DATA ROWS:
######

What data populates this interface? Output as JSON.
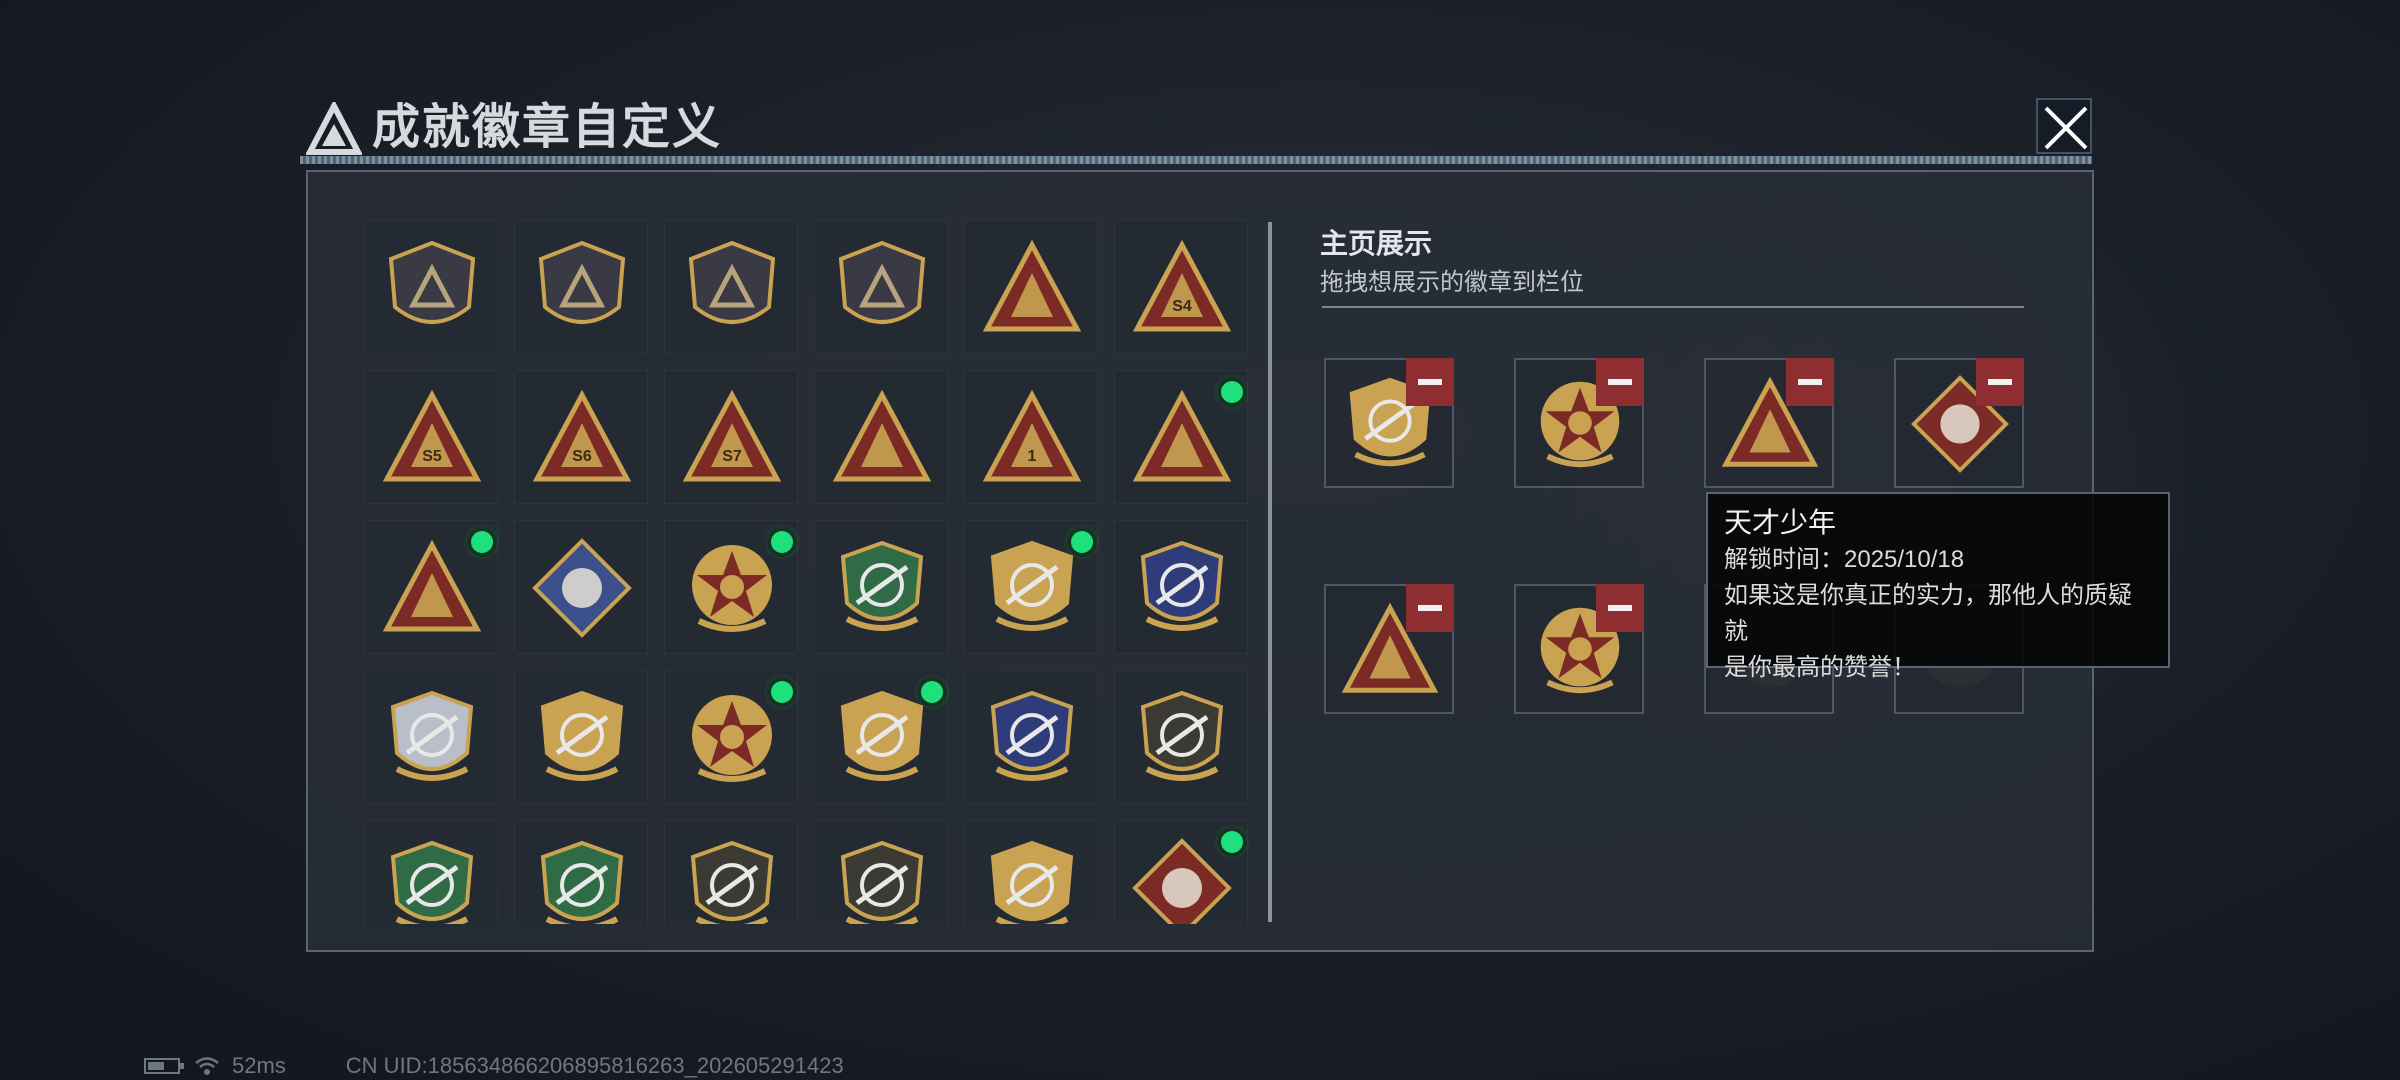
{
  "title": "成就徽章自定义",
  "showcase": {
    "title": "主页展示",
    "subtitle": "拖拽想展示的徽章到栏位"
  },
  "tooltip": {
    "name": "天才少年",
    "unlock_time": "解锁时间：2025/10/18",
    "description_line1": "如果这是你真正的实力，那他人的质疑就",
    "description_line2": "是你最高的赞誉！"
  },
  "status": {
    "ping": "52ms",
    "uid": "CN UID:18563486620689581626​3_202605291423"
  },
  "badges": [
    {
      "icon": "shield-triangle-logo-badge",
      "new": false
    },
    {
      "icon": "shield-helicopter-badge",
      "new": false
    },
    {
      "icon": "shield-diamond-emblem-badge",
      "new": false
    },
    {
      "icon": "shield-dagger-badge",
      "new": false
    },
    {
      "icon": "triangle-satellite-badge",
      "new": false
    },
    {
      "icon": "triangle-s4-badge",
      "label": "S4",
      "new": false
    },
    {
      "icon": "triangle-s5-backpack-badge",
      "label": "S5",
      "new": false
    },
    {
      "icon": "triangle-s6-badge",
      "label": "S6",
      "new": false
    },
    {
      "icon": "triangle-s7-badge",
      "label": "S7",
      "new": false
    },
    {
      "icon": "triangle-bird-badge",
      "new": false
    },
    {
      "icon": "triangle-number-one-badge",
      "label": "1",
      "new": false
    },
    {
      "icon": "triangle-usb-badge",
      "new": true
    },
    {
      "icon": "triangle-soldiers-badge",
      "new": true
    },
    {
      "icon": "diamond-rocket-launcher-badge",
      "new": false
    },
    {
      "icon": "star-burst-tank-badge",
      "new": true
    },
    {
      "icon": "green-shield-badge",
      "new": false
    },
    {
      "icon": "gold-shield-emblem-badge",
      "new": true
    },
    {
      "icon": "blue-shield-diamond-badge",
      "new": false
    },
    {
      "icon": "silver-crosshair-badge",
      "new": false
    },
    {
      "icon": "gold-tank-badge",
      "new": false
    },
    {
      "icon": "star-burst-badge",
      "new": true
    },
    {
      "icon": "gold-rifle-crossed-badge",
      "new": true
    },
    {
      "icon": "blue-crosshair-rifle-badge",
      "new": false
    },
    {
      "icon": "dark-rifle-badge",
      "new": false
    },
    {
      "icon": "green-crosshair-rifle-badge",
      "new": false
    },
    {
      "icon": "green-crosshair-badge",
      "new": false
    },
    {
      "icon": "dark-sniper-badge",
      "new": false
    },
    {
      "icon": "dark-pistol-badge",
      "new": false
    },
    {
      "icon": "gold-crosshair-badge",
      "new": false
    },
    {
      "icon": "wolf-diamond-badge",
      "new": true
    }
  ],
  "showcase_slots": [
    {
      "icon": "gold-shield-emblem-badge",
      "removable": true
    },
    {
      "icon": "star-burst-tank-badge",
      "removable": true
    },
    {
      "icon": "triangle-usb-badge",
      "removable": true
    },
    {
      "icon": "wolf-diamond-badge",
      "removable": true
    },
    {
      "icon": "triangle-soldiers-badge",
      "removable": true
    },
    {
      "icon": "star-burst-badge",
      "removable": true
    },
    {
      "icon": "hidden-badge",
      "removable": false
    },
    {
      "icon": "hidden-badge",
      "removable": false
    }
  ],
  "colors": {
    "gold": "#c9a252",
    "dark_red": "#7c2a25",
    "remove_red": "#8e2e30",
    "new_green": "#1ee07c",
    "navy": "#2e3d7a"
  }
}
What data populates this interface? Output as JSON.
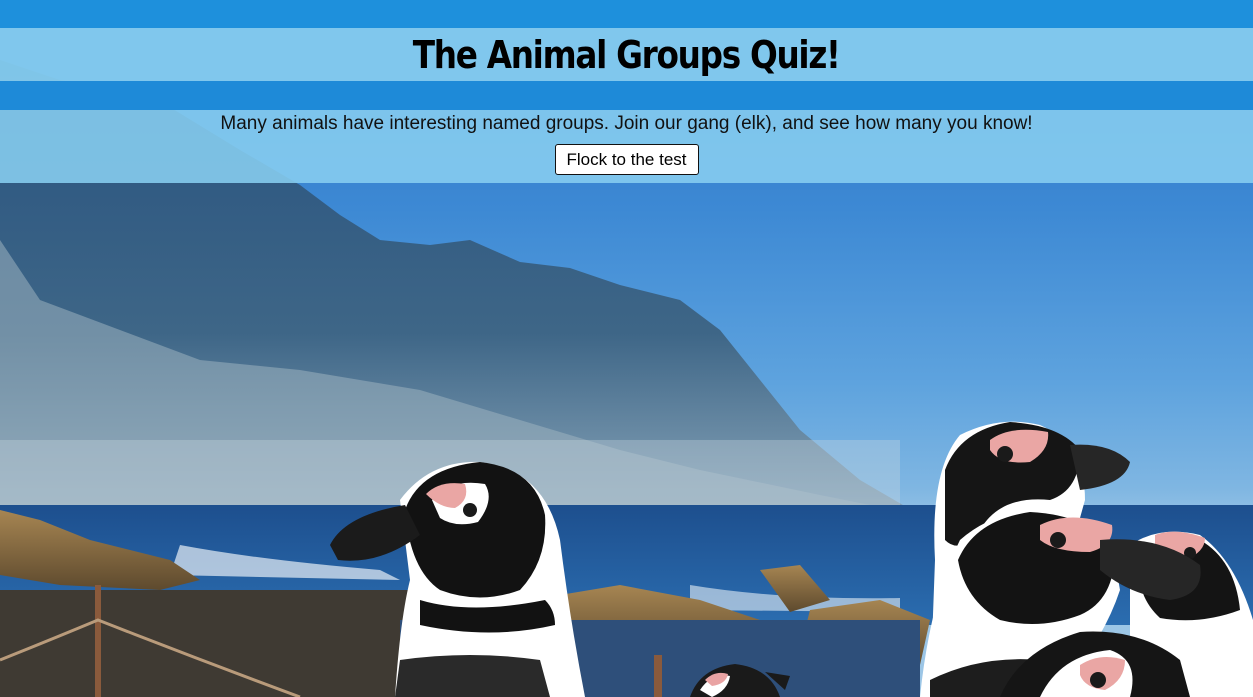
{
  "page": {
    "title": "The Animal Groups Quiz!",
    "intro": "Many animals have interesting named groups. Join our gang (elk), and see how many you know!",
    "cta_label": "Flock to the test"
  },
  "colors": {
    "top_strip": "#1e90dc",
    "title_band": "#87cef0",
    "button_bg": "#ffffff",
    "button_border": "#111111"
  },
  "background_image": {
    "subject": "penguins-on-rocky-coast-with-mountain"
  }
}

######

PROMPT: Images in the records should not be copied. Repeat all the rest exactly.

RESULT OF THIS TASK:
What data populates this interface? Output as JSON.
{
  "title": "成就徽章自定义",
  "showcase": {
    "title": "主页展示",
    "subtitle": "拖拽想展示的徽章到栏位"
  },
  "tooltip": {
    "name": "天才少年",
    "unlock_time": "解锁时间：2025/10/18",
    "description_line1": "如果这是你真正的实力，那他人的质疑就",
    "description_line2": "是你最高的赞誉！"
  },
  "status": {
    "ping": "52ms",
    "uid": "CN UID:18563486620689581626​3_202605291423"
  },
  "badges": [
    {
      "icon": "shield-triangle-logo-badge",
      "new": false
    },
    {
      "icon": "shield-helicopter-badge",
      "new": false
    },
    {
      "icon": "shield-diamond-emblem-badge",
      "new": false
    },
    {
      "icon": "shield-dagger-badge",
      "new": false
    },
    {
      "icon": "triangle-satellite-badge",
      "new": false
    },
    {
      "icon": "triangle-s4-badge",
      "label": "S4",
      "new": false
    },
    {
      "icon": "triangle-s5-backpack-badge",
      "label": "S5",
      "new": false
    },
    {
      "icon": "triangle-s6-badge",
      "label": "S6",
      "new": false
    },
    {
      "icon": "triangle-s7-badge",
      "label": "S7",
      "new": false
    },
    {
      "icon": "triangle-bird-badge",
      "new": false
    },
    {
      "icon": "triangle-number-one-badge",
      "label": "1",
      "new": false
    },
    {
      "icon": "triangle-usb-badge",
      "new": true
    },
    {
      "icon": "triangle-soldiers-badge",
      "new": true
    },
    {
      "icon": "diamond-rocket-launcher-badge",
      "new": false
    },
    {
      "icon": "star-burst-tank-badge",
      "new": true
    },
    {
      "icon": "green-shield-badge",
      "new": false
    },
    {
      "icon": "gold-shield-emblem-badge",
      "new": true
    },
    {
      "icon": "blue-shield-diamond-badge",
      "new": false
    },
    {
      "icon": "silver-crosshair-badge",
      "new": false
    },
    {
      "icon": "gold-tank-badge",
      "new": false
    },
    {
      "icon": "star-burst-badge",
      "new": true
    },
    {
      "icon": "gold-rifle-crossed-badge",
      "new": true
    },
    {
      "icon": "blue-crosshair-rifle-badge",
      "new": false
    },
    {
      "icon": "dark-rifle-badge",
      "new": false
    },
    {
      "icon": "green-crosshair-rifle-badge",
      "new": false
    },
    {
      "icon": "green-crosshair-badge",
      "new": false
    },
    {
      "icon": "dark-sniper-badge",
      "new": false
    },
    {
      "icon": "dark-pistol-badge",
      "new": false
    },
    {
      "icon": "gold-crosshair-badge",
      "new": false
    },
    {
      "icon": "wolf-diamond-badge",
      "new": true
    }
  ],
  "showcase_slots": [
    {
      "icon": "gold-shield-emblem-badge",
      "removable": true
    },
    {
      "icon": "star-burst-tank-badge",
      "removable": true
    },
    {
      "icon": "triangle-usb-badge",
      "removable": true
    },
    {
      "icon": "wolf-diamond-badge",
      "removable": true
    },
    {
      "icon": "triangle-soldiers-badge",
      "removable": true
    },
    {
      "icon": "star-burst-badge",
      "removable": true
    },
    {
      "icon": "hidden-badge",
      "removable": false
    },
    {
      "icon": "hidden-badge",
      "removable": false
    }
  ],
  "colors": {
    "gold": "#c9a252",
    "dark_red": "#7c2a25",
    "remove_red": "#8e2e30",
    "new_green": "#1ee07c",
    "navy": "#2e3d7a"
  }
}
What data populates this interface? Output as JSON.
{
  "page": {
    "title": "The Animal Groups Quiz!",
    "intro": "Many animals have interesting named groups. Join our gang (elk), and see how many you know!",
    "cta_label": "Flock to the test"
  },
  "colors": {
    "top_strip": "#1e90dc",
    "title_band": "#87cef0",
    "button_bg": "#ffffff",
    "button_border": "#111111"
  },
  "background_image": {
    "subject": "penguins-on-rocky-coast-with-mountain"
  }
}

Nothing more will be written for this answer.